### Rows
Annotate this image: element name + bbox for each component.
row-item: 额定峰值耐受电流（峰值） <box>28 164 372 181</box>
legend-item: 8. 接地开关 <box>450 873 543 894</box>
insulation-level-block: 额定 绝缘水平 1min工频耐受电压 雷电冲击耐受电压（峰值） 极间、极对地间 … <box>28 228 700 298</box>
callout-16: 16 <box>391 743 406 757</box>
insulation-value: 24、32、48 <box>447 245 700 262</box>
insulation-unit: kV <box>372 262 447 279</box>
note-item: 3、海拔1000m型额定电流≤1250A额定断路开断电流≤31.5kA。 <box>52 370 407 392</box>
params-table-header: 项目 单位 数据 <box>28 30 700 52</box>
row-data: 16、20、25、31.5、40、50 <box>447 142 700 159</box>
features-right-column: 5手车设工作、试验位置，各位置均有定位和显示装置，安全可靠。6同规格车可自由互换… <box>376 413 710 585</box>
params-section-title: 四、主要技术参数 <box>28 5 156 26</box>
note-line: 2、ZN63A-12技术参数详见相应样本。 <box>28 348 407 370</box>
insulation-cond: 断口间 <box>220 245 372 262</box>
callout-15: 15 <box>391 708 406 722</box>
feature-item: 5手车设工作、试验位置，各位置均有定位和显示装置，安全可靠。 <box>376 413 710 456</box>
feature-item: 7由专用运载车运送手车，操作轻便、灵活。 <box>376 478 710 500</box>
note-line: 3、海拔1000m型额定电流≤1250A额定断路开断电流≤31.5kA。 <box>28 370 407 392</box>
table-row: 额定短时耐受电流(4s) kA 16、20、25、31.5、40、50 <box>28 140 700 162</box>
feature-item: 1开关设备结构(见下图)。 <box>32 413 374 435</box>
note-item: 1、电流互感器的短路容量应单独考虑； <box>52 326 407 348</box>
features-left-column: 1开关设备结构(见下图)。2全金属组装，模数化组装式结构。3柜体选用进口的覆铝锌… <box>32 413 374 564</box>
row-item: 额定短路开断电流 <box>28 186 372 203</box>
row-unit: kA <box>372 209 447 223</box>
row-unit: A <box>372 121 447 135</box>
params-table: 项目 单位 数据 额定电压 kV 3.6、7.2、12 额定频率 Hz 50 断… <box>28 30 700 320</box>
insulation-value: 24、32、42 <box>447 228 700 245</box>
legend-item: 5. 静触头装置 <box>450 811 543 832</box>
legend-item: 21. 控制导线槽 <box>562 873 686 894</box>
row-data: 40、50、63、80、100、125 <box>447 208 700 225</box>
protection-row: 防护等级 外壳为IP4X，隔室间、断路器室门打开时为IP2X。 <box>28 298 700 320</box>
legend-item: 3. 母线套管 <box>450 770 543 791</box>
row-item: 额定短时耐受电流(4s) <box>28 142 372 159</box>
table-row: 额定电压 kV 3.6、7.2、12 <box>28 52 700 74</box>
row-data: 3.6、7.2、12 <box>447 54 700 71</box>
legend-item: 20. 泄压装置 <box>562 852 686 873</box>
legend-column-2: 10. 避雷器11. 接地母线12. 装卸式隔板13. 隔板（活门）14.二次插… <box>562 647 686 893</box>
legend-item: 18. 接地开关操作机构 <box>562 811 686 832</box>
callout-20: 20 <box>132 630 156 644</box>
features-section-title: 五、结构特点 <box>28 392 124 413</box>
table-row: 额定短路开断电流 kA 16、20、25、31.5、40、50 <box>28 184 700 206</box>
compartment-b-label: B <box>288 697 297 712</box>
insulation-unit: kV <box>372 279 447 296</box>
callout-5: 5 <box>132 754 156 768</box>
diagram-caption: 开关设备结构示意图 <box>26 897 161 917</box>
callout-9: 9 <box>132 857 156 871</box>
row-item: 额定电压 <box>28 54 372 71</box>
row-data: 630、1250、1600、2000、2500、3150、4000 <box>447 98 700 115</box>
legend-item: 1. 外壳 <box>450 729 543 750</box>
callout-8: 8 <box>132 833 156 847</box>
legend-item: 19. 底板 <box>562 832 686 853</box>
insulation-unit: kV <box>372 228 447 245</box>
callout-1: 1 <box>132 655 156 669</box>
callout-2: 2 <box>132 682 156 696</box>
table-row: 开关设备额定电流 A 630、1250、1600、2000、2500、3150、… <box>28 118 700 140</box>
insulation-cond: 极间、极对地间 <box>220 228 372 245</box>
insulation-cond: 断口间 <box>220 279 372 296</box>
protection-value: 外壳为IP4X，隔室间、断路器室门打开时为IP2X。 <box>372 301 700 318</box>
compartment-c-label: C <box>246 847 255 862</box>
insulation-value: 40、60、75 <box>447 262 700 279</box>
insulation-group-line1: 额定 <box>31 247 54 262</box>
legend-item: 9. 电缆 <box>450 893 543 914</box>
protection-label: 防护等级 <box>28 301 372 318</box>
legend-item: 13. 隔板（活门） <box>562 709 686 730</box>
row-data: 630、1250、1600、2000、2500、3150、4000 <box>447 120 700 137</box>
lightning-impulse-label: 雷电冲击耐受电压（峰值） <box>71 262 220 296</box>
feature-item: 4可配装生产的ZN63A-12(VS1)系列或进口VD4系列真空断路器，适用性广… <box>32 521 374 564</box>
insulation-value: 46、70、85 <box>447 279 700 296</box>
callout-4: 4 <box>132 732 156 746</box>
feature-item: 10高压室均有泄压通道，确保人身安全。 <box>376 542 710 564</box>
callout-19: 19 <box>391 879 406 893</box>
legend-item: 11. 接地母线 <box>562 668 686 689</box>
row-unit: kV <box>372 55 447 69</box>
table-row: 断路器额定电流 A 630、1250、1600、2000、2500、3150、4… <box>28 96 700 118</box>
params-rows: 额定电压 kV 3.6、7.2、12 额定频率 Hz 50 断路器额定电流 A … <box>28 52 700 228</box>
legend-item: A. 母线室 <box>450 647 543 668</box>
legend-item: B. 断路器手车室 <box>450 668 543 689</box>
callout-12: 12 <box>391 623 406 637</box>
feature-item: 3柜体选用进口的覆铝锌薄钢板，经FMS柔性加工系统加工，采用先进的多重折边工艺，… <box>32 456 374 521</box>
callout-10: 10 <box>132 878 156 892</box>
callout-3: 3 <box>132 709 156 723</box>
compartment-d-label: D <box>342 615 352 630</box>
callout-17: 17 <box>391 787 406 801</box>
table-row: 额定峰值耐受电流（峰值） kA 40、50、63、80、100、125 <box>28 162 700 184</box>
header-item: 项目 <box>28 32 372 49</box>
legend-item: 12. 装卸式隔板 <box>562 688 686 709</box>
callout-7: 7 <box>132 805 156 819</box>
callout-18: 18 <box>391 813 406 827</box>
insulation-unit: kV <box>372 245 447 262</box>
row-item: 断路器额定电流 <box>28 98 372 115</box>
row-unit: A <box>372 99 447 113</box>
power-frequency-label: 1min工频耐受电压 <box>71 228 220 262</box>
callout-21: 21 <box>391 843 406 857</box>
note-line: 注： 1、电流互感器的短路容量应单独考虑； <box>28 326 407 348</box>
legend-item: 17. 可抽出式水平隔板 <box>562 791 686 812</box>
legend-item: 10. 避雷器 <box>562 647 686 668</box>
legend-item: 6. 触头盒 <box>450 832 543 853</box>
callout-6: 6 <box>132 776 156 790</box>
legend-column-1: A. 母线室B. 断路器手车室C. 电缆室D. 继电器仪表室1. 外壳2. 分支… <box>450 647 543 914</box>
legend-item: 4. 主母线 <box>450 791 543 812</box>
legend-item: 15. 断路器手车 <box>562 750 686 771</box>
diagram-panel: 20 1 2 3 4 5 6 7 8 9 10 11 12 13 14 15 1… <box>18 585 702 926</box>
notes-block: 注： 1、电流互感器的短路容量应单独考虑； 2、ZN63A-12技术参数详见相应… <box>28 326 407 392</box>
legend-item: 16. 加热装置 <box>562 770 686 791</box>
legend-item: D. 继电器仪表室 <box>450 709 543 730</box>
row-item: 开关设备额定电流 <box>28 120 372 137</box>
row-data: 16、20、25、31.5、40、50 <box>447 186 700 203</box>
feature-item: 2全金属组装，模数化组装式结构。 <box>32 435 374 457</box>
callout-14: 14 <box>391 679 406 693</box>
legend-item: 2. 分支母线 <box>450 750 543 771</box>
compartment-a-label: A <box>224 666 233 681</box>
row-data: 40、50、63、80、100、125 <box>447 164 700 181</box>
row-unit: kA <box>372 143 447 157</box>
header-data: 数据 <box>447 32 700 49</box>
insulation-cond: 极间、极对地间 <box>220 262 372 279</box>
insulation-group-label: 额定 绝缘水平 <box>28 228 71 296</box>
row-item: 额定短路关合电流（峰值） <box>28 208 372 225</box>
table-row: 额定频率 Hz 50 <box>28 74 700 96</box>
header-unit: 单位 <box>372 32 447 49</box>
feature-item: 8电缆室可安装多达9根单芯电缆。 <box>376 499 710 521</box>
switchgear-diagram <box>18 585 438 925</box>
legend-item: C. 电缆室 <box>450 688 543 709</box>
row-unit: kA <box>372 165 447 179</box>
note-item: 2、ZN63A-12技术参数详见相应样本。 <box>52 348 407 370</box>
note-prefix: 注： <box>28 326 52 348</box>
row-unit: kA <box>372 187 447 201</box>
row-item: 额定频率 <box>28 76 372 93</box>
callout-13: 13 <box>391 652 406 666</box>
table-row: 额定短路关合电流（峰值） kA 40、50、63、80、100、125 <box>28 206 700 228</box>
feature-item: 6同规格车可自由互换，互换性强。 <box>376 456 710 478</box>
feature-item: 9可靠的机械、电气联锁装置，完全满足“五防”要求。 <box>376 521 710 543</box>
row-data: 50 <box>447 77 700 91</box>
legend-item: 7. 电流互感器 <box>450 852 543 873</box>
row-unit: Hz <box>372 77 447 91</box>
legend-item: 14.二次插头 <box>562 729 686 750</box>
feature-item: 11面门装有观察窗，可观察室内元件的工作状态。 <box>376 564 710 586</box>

### Challenge
Please reproduce the rows word for word, from the first one through the line containing "legend-item: 3. 母线套管", including that line.

### Task result
Annotate this image: element name + bbox for each component.
row-item: 额定峰值耐受电流（峰值） <box>28 164 372 181</box>
legend-item: 8. 接地开关 <box>450 873 543 894</box>
insulation-level-block: 额定 绝缘水平 1min工频耐受电压 雷电冲击耐受电压（峰值） 极间、极对地间 … <box>28 228 700 298</box>
callout-16: 16 <box>391 743 406 757</box>
insulation-value: 24、32、48 <box>447 245 700 262</box>
insulation-unit: kV <box>372 262 447 279</box>
note-item: 3、海拔1000m型额定电流≤1250A额定断路开断电流≤31.5kA。 <box>52 370 407 392</box>
params-table-header: 项目 单位 数据 <box>28 30 700 52</box>
row-data: 16、20、25、31.5、40、50 <box>447 142 700 159</box>
features-right-column: 5手车设工作、试验位置，各位置均有定位和显示装置，安全可靠。6同规格车可自由互换… <box>376 413 710 585</box>
params-section-title: 四、主要技术参数 <box>28 5 156 26</box>
note-line: 2、ZN63A-12技术参数详见相应样本。 <box>28 348 407 370</box>
insulation-cond: 断口间 <box>220 245 372 262</box>
callout-15: 15 <box>391 708 406 722</box>
feature-item: 5手车设工作、试验位置，各位置均有定位和显示装置，安全可靠。 <box>376 413 710 456</box>
feature-item: 7由专用运载车运送手车，操作轻便、灵活。 <box>376 478 710 500</box>
note-line: 3、海拔1000m型额定电流≤1250A额定断路开断电流≤31.5kA。 <box>28 370 407 392</box>
table-row: 额定短时耐受电流(4s) kA 16、20、25、31.5、40、50 <box>28 140 700 162</box>
feature-item: 1开关设备结构(见下图)。 <box>32 413 374 435</box>
note-item: 1、电流互感器的短路容量应单独考虑； <box>52 326 407 348</box>
features-left-column: 1开关设备结构(见下图)。2全金属组装，模数化组装式结构。3柜体选用进口的覆铝锌… <box>32 413 374 564</box>
row-item: 额定短路开断电流 <box>28 186 372 203</box>
row-unit: kA <box>372 209 447 223</box>
row-unit: A <box>372 121 447 135</box>
params-table: 项目 单位 数据 额定电压 kV 3.6、7.2、12 额定频率 Hz 50 断… <box>28 30 700 320</box>
insulation-value: 24、32、42 <box>447 228 700 245</box>
legend-item: 5. 静触头装置 <box>450 811 543 832</box>
legend-item: 21. 控制导线槽 <box>562 873 686 894</box>
row-data: 40、50、63、80、100、125 <box>447 208 700 225</box>
protection-row: 防护等级 外壳为IP4X，隔室间、断路器室门打开时为IP2X。 <box>28 298 700 320</box>
legend-item: 3. 母线套管 <box>450 770 543 791</box>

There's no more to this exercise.